## What to work on
Quote all entries in full, exactly.

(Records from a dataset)
···

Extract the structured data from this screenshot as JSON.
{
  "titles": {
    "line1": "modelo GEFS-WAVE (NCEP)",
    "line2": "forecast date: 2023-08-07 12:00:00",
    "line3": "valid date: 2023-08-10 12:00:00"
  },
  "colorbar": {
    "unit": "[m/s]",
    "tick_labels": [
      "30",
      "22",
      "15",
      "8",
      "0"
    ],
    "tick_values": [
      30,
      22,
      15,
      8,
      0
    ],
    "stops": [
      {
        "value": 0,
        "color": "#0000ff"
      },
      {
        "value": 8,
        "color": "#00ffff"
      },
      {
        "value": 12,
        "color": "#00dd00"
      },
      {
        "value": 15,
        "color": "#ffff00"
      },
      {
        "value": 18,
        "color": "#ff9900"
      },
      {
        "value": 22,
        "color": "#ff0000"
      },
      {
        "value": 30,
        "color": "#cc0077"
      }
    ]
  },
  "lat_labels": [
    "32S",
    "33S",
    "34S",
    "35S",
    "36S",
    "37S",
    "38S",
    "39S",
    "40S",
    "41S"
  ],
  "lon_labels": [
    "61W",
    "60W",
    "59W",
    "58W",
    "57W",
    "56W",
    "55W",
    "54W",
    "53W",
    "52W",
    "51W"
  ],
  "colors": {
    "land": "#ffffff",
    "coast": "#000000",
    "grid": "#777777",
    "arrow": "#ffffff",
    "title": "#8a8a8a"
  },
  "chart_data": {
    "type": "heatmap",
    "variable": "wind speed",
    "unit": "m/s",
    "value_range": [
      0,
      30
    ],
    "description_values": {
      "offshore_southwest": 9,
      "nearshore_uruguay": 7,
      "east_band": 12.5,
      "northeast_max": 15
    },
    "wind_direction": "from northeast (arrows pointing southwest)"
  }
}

···

## Result below
Extract the structured data from this screenshot as JSON.
{
  "titles": {
    "line1": "modelo GEFS-WAVE (NCEP)",
    "line2": "forecast date: 2023-08-07 12:00:00",
    "line3": "valid date: 2023-08-10 12:00:00"
  },
  "colorbar": {
    "unit": "[m/s]",
    "tick_labels": [
      "30",
      "22",
      "15",
      "8",
      "0"
    ],
    "tick_values": [
      30,
      22,
      15,
      8,
      0
    ],
    "stops": [
      {
        "value": 0,
        "color": "#0000ff"
      },
      {
        "value": 8,
        "color": "#00ffff"
      },
      {
        "value": 12,
        "color": "#00dd00"
      },
      {
        "value": 15,
        "color": "#ffff00"
      },
      {
        "value": 18,
        "color": "#ff9900"
      },
      {
        "value": 22,
        "color": "#ff0000"
      },
      {
        "value": 30,
        "color": "#cc0077"
      }
    ]
  },
  "lat_labels": [
    "32S",
    "33S",
    "34S",
    "35S",
    "36S",
    "37S",
    "38S",
    "39S",
    "40S",
    "41S"
  ],
  "lon_labels": [
    "61W",
    "60W",
    "59W",
    "58W",
    "57W",
    "56W",
    "55W",
    "54W",
    "53W",
    "52W",
    "51W"
  ],
  "colors": {
    "land": "#ffffff",
    "coast": "#000000",
    "grid": "#777777",
    "arrow": "#ffffff",
    "title": "#8a8a8a"
  },
  "chart_data": {
    "type": "heatmap",
    "variable": "wind speed",
    "unit": "m/s",
    "value_range": [
      0,
      30
    ],
    "description_values": {
      "offshore_southwest": 9,
      "nearshore_uruguay": 7,
      "east_band": 12.5,
      "northeast_max": 15
    },
    "wind_direction": "from northeast (arrows pointing southwest)"
  }
}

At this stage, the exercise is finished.